• **PROVIDED RECORDS**:
————————
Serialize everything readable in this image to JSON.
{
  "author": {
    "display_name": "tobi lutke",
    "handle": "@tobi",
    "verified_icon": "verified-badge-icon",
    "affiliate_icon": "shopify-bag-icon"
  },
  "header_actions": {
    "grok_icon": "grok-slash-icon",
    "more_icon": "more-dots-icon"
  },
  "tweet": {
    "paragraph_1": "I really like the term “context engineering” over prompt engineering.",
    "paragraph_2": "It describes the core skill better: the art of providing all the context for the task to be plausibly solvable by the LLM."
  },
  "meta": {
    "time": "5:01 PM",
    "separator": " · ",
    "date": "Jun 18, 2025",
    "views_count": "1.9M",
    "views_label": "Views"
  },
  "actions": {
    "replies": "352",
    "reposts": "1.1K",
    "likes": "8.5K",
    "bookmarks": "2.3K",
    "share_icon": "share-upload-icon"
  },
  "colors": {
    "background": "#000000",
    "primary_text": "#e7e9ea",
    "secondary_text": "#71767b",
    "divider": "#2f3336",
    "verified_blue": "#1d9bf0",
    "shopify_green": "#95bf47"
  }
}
————————
• **AIM OF THE TASK**:
Copy the material above back out, exactly as written.

• **SOLUTION TO THE PROBLEM**:
Serialize everything readable in this image to JSON.
{
  "author": {
    "display_name": "tobi lutke",
    "handle": "@tobi",
    "verified_icon": "verified-badge-icon",
    "affiliate_icon": "shopify-bag-icon"
  },
  "header_actions": {
    "grok_icon": "grok-slash-icon",
    "more_icon": "more-dots-icon"
  },
  "tweet": {
    "paragraph_1": "I really like the term “context engineering” over prompt engineering.",
    "paragraph_2": "It describes the core skill better: the art of providing all the context for the task to be plausibly solvable by the LLM."
  },
  "meta": {
    "time": "5:01 PM",
    "separator": " · ",
    "date": "Jun 18, 2025",
    "views_count": "1.9M",
    "views_label": "Views"
  },
  "actions": {
    "replies": "352",
    "reposts": "1.1K",
    "likes": "8.5K",
    "bookmarks": "2.3K",
    "share_icon": "share-upload-icon"
  },
  "colors": {
    "background": "#000000",
    "primary_text": "#e7e9ea",
    "secondary_text": "#71767b",
    "divider": "#2f3336",
    "verified_blue": "#1d9bf0",
    "shopify_green": "#95bf47"
  }
}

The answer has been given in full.